▸ **WHAT YOU NEED TO DO**
Copy out, from the entries below, each line holding the string "Post".

▸ **PROVIDED DATA**

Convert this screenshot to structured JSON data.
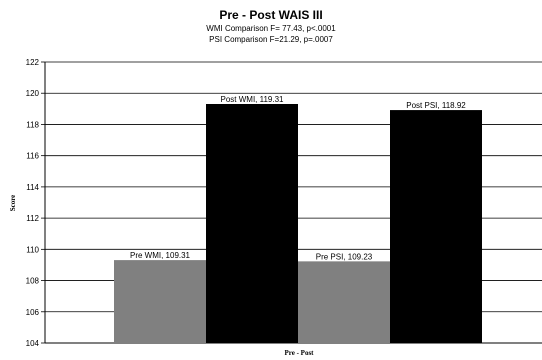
{
  "chart_data": {
    "type": "bar",
    "title": "Pre - Post WAIS III",
    "subtitle_lines": [
      "WMI Comparison F= 77.43,  p<.0001",
      "PSI Comparison F=21.29,   p=.0007"
    ],
    "xlabel": "Pre - Post",
    "ylabel": "Score",
    "ylim": [
      104,
      122
    ],
    "yticks": [
      104,
      106,
      108,
      110,
      112,
      114,
      116,
      118,
      120,
      122
    ],
    "grid": true,
    "bars": [
      {
        "label": "Pre WMI, 109.31",
        "value": 109.31,
        "color": "#808080"
      },
      {
        "label": "Post WMI, 119.31",
        "value": 119.31,
        "color": "#000000"
      },
      {
        "label": "Pre PSI, 109.23",
        "value": 109.23,
        "color": "#808080"
      },
      {
        "label": "Post PSI, 118.92",
        "value": 118.92,
        "color": "#000000"
      }
    ]
  }
}
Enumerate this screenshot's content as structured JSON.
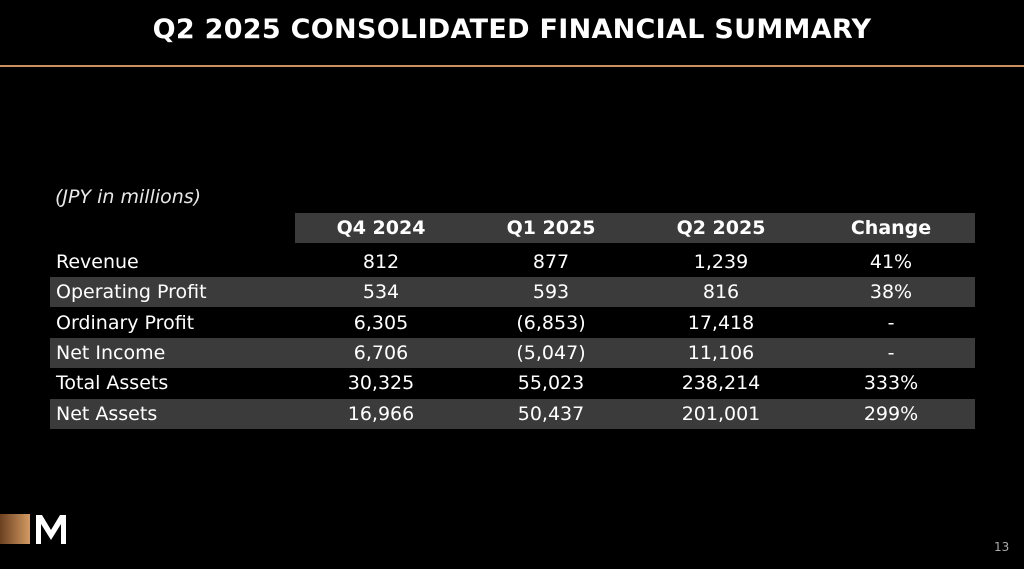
{
  "header": {
    "title": "Q2 2025 CONSOLIDATED FINANCIAL SUMMARY"
  },
  "table": {
    "note": "(JPY in millions)",
    "columns": [
      "Q4 2024",
      "Q1 2025",
      "Q2 2025",
      "Change"
    ],
    "rows": [
      [
        "Revenue",
        "812",
        "877",
        "1,239",
        "41%"
      ],
      [
        "Operating Profit",
        "534",
        "593",
        "816",
        "38%"
      ],
      [
        "Ordinary Profit",
        "6,305",
        "(6,853)",
        "17,418",
        "-"
      ],
      [
        "Net Income",
        "6,706",
        "(5,047)",
        "11,106",
        "-"
      ],
      [
        "Total Assets",
        "30,325",
        "55,023",
        "238,214",
        "333%"
      ],
      [
        "Net Assets",
        "16,966",
        "50,437",
        "201,001",
        "299%"
      ]
    ]
  },
  "footer": {
    "page": "13"
  }
}
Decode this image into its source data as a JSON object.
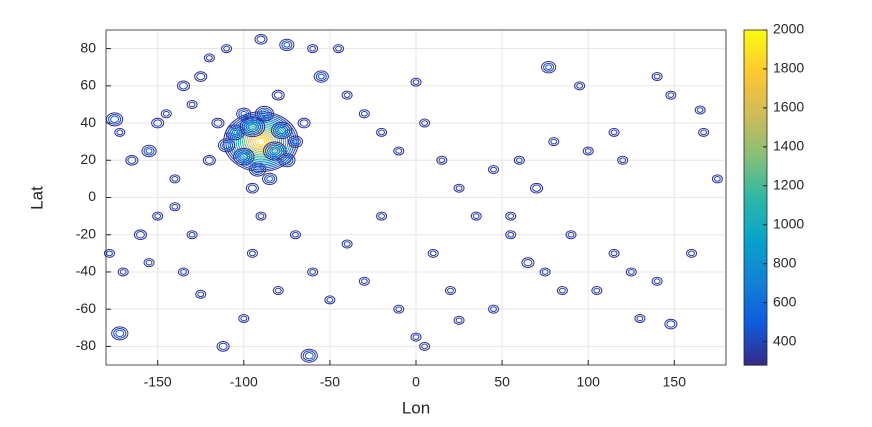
{
  "chart_data": {
    "type": "contour",
    "xlabel": "Lon",
    "ylabel": "Lat",
    "xlim": [
      -180,
      180
    ],
    "ylim": [
      -90,
      90
    ],
    "xticks": [
      -150,
      -100,
      -50,
      0,
      50,
      100,
      150
    ],
    "yticks": [
      -80,
      -60,
      -40,
      -20,
      0,
      20,
      40,
      60,
      80
    ],
    "grid": true,
    "clim": [
      280,
      2000
    ],
    "cticks": [
      400,
      600,
      800,
      1000,
      1200,
      1400,
      1600,
      1800,
      2000
    ],
    "colormap": [
      "#352a87",
      "#0f5cdd",
      "#1481d6",
      "#06a4ca",
      "#2eb7a4",
      "#87bf77",
      "#d1bb59",
      "#fec832",
      "#f9fb0e"
    ],
    "levels": [
      300,
      400,
      500,
      600,
      700,
      800,
      900,
      1000,
      1100,
      1200,
      1300,
      1400,
      1500,
      1600,
      1700,
      1800,
      1900
    ],
    "x": [
      -90,
      -95,
      -82,
      -100,
      -78,
      -105,
      -88,
      -92,
      -75,
      -110,
      -70,
      -85,
      -100,
      -115,
      -65,
      -120,
      -80,
      -95,
      -175,
      -172,
      -165,
      -155,
      -150,
      -145,
      -140,
      -135,
      -130,
      -125,
      -120,
      -110,
      -90,
      -75,
      -60,
      -45,
      -55,
      -40,
      -30,
      -20,
      -10,
      0,
      5,
      15,
      25,
      45,
      55,
      60,
      70,
      77,
      80,
      95,
      100,
      115,
      120,
      140,
      148,
      165,
      167,
      175,
      -178,
      -170,
      -172,
      -160,
      -155,
      -150,
      -140,
      -135,
      -130,
      -125,
      -112,
      -100,
      -95,
      -90,
      -80,
      -70,
      -60,
      -62,
      -50,
      -40,
      -30,
      -20,
      -10,
      0,
      5,
      10,
      20,
      25,
      35,
      45,
      55,
      65,
      75,
      85,
      90,
      105,
      115,
      125,
      130,
      140,
      148,
      160
    ],
    "y": [
      30,
      38,
      25,
      22,
      36,
      35,
      45,
      15,
      20,
      28,
      30,
      10,
      45,
      40,
      40,
      20,
      55,
      5,
      42,
      35,
      20,
      25,
      40,
      45,
      10,
      60,
      50,
      65,
      75,
      80,
      85,
      82,
      80,
      80,
      65,
      55,
      45,
      35,
      25,
      62,
      40,
      20,
      5,
      15,
      -10,
      20,
      5,
      70,
      30,
      60,
      25,
      35,
      20,
      65,
      55,
      47,
      35,
      10,
      -30,
      -40,
      -73,
      -20,
      -35,
      -10,
      -5,
      -40,
      -20,
      -52,
      -80,
      -65,
      -30,
      -10,
      -50,
      -20,
      -40,
      -85,
      -55,
      -25,
      -45,
      -10,
      -60,
      -75,
      -80,
      -30,
      -50,
      -66,
      -10,
      -60,
      -20,
      -35,
      -40,
      -50,
      -20,
      -50,
      -30,
      -40,
      -65,
      -45,
      -68,
      -30
    ],
    "values": [
      2000,
      800,
      750,
      700,
      700,
      650,
      650,
      600,
      600,
      600,
      550,
      550,
      550,
      500,
      500,
      500,
      500,
      500,
      600,
      450,
      500,
      550,
      500,
      450,
      450,
      500,
      450,
      500,
      450,
      450,
      500,
      550,
      450,
      450,
      550,
      450,
      450,
      450,
      450,
      450,
      450,
      450,
      450,
      450,
      450,
      450,
      500,
      550,
      450,
      450,
      450,
      450,
      450,
      450,
      450,
      450,
      450,
      450,
      450,
      450,
      600,
      500,
      450,
      450,
      450,
      450,
      450,
      450,
      500,
      450,
      450,
      450,
      450,
      450,
      450,
      600,
      450,
      450,
      450,
      450,
      450,
      450,
      450,
      450,
      450,
      450,
      450,
      450,
      450,
      500,
      450,
      450,
      450,
      450,
      450,
      450,
      450,
      450,
      500,
      450
    ]
  }
}
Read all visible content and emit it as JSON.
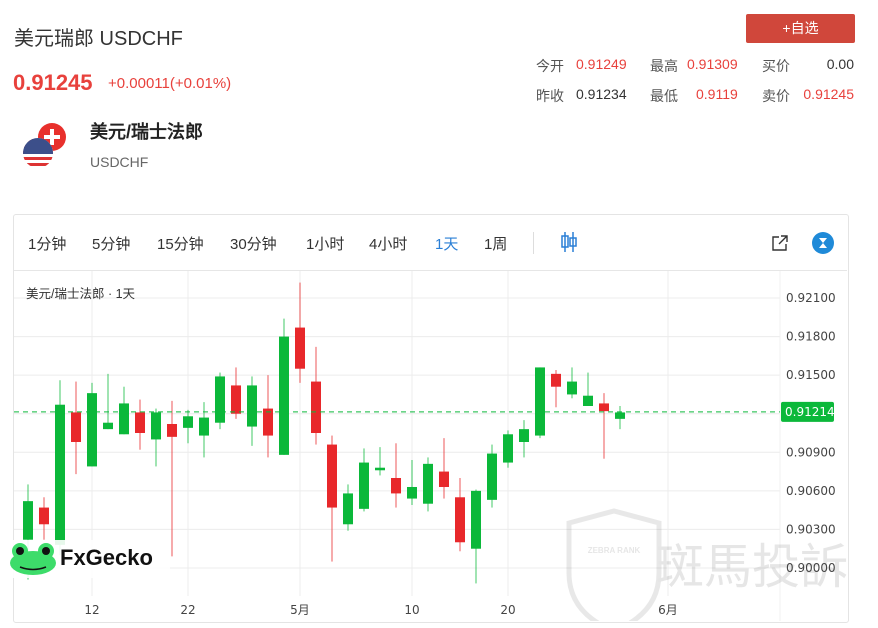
{
  "header": {
    "title": "美元瑞郎 USDCHF",
    "price": "0.91245",
    "change": "+0.00011(+0.01%)",
    "add_button": "+自选"
  },
  "quotes": [
    {
      "label": "今开",
      "value": "0.91249",
      "color": "#e8413c"
    },
    {
      "label": "最高",
      "value": "0.91309",
      "color": "#e8413c"
    },
    {
      "label": "买价",
      "value": "0.00",
      "color": "#333333"
    },
    {
      "label": "昨收",
      "value": "0.91234",
      "color": "#333333"
    },
    {
      "label": "最低",
      "value": "0.9119",
      "color": "#e8413c"
    },
    {
      "label": "卖价",
      "value": "0.91245",
      "color": "#e8413c"
    }
  ],
  "instrument": {
    "name": "美元/瑞士法郎",
    "code": "USDCHF",
    "icon": "usd-chf-flag-icon"
  },
  "toolbar": {
    "timeframes": [
      "1分钟",
      "5分钟",
      "15分钟",
      "30分钟",
      "1小时",
      "4小时",
      "1天",
      "1周"
    ],
    "active": "1天",
    "icons": [
      "candlestick-icon",
      "popout-icon",
      "tradingview-logo-icon"
    ]
  },
  "watermarks": {
    "fxgecko": "FxGecko",
    "zebra": "斑馬投訴",
    "zebra_badge": "ZEBRA RANK"
  },
  "colors": {
    "up": "#0bb83a",
    "down": "#e8282b",
    "accent": "#2a7fd6",
    "button": "#d0473b"
  },
  "chart_data": {
    "type": "candlestick",
    "legend": "美元/瑞士法郎 · 1天",
    "ylim": [
      0.8985,
      0.9225
    ],
    "y_ticks": [
      "0.92100",
      "0.91800",
      "0.91500",
      "0.90900",
      "0.90600",
      "0.90300",
      "0.90000"
    ],
    "y_tick_values": [
      0.921,
      0.918,
      0.915,
      0.909,
      0.906,
      0.903,
      0.9
    ],
    "x_ticks": [
      {
        "label": "12",
        "index": 4
      },
      {
        "label": "22",
        "index": 10
      },
      {
        "label": "5月",
        "index": 17
      },
      {
        "label": "10",
        "index": 24
      },
      {
        "label": "20",
        "index": 30
      },
      {
        "label": "6月",
        "index": 40
      }
    ],
    "last_price": "0.91214",
    "last_value": 0.91214,
    "grid": true,
    "ohlc": [
      [
        0.9022,
        0.9065,
        0.8991,
        0.9052
      ],
      [
        0.9047,
        0.9055,
        0.9022,
        0.9034
      ],
      [
        0.9018,
        0.9146,
        0.901,
        0.9127
      ],
      [
        0.9121,
        0.9145,
        0.9073,
        0.9098
      ],
      [
        0.9079,
        0.9144,
        0.9079,
        0.9136
      ],
      [
        0.9108,
        0.9151,
        0.9108,
        0.9113
      ],
      [
        0.9104,
        0.9141,
        0.9104,
        0.9128
      ],
      [
        0.9121,
        0.9131,
        0.9092,
        0.9105
      ],
      [
        0.91,
        0.9124,
        0.9079,
        0.9121
      ],
      [
        0.9112,
        0.913,
        0.9009,
        0.9102
      ],
      [
        0.9109,
        0.9123,
        0.9097,
        0.9118
      ],
      [
        0.9103,
        0.9129,
        0.9086,
        0.9117
      ],
      [
        0.9113,
        0.9152,
        0.9108,
        0.9149
      ],
      [
        0.9142,
        0.9156,
        0.9116,
        0.912
      ],
      [
        0.911,
        0.9149,
        0.9095,
        0.9142
      ],
      [
        0.9124,
        0.915,
        0.9086,
        0.9103
      ],
      [
        0.9088,
        0.9194,
        0.9088,
        0.918
      ],
      [
        0.9187,
        0.9222,
        0.9144,
        0.9155
      ],
      [
        0.9145,
        0.9172,
        0.9096,
        0.9105
      ],
      [
        0.9096,
        0.9103,
        0.9005,
        0.9047
      ],
      [
        0.9034,
        0.9065,
        0.9029,
        0.9058
      ],
      [
        0.9046,
        0.9093,
        0.9044,
        0.9082
      ],
      [
        0.9076,
        0.9094,
        0.9072,
        0.9078
      ],
      [
        0.907,
        0.9097,
        0.9047,
        0.9058
      ],
      [
        0.9054,
        0.9084,
        0.9049,
        0.9063
      ],
      [
        0.905,
        0.9086,
        0.9044,
        0.9081
      ],
      [
        0.9075,
        0.9101,
        0.9054,
        0.9063
      ],
      [
        0.9055,
        0.907,
        0.9013,
        0.902
      ],
      [
        0.9015,
        0.9061,
        0.8988,
        0.906
      ],
      [
        0.9053,
        0.9096,
        0.9047,
        0.9089
      ],
      [
        0.9082,
        0.9107,
        0.9078,
        0.9104
      ],
      [
        0.9098,
        0.9115,
        0.9086,
        0.9108
      ],
      [
        0.9103,
        0.9156,
        0.9101,
        0.9156
      ],
      [
        0.9151,
        0.9154,
        0.9125,
        0.9141
      ],
      [
        0.9135,
        0.9156,
        0.9132,
        0.9145
      ],
      [
        0.9126,
        0.9152,
        0.9126,
        0.9134
      ],
      [
        0.9128,
        0.9136,
        0.9085,
        0.9122
      ],
      [
        0.9116,
        0.9126,
        0.9108,
        0.9121
      ]
    ]
  }
}
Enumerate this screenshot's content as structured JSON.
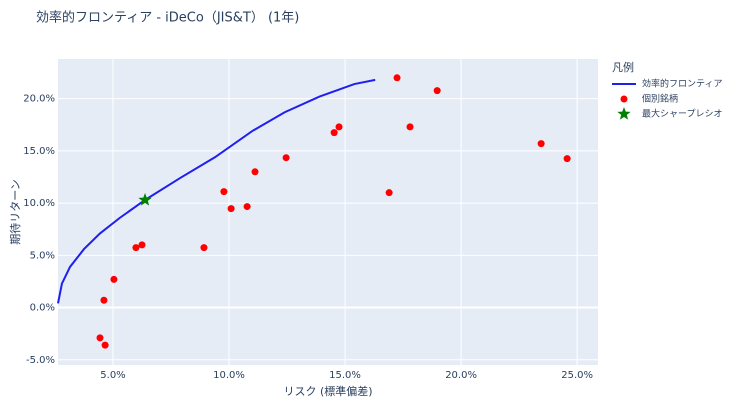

▸ **SOLVED EXERCISE**
    "title": "Pre - Post WAIS III",
    "xlabel": "Pre - Post",
        "label": "Post WMI, 119.31",
        "label": "Post PSI, 118.92",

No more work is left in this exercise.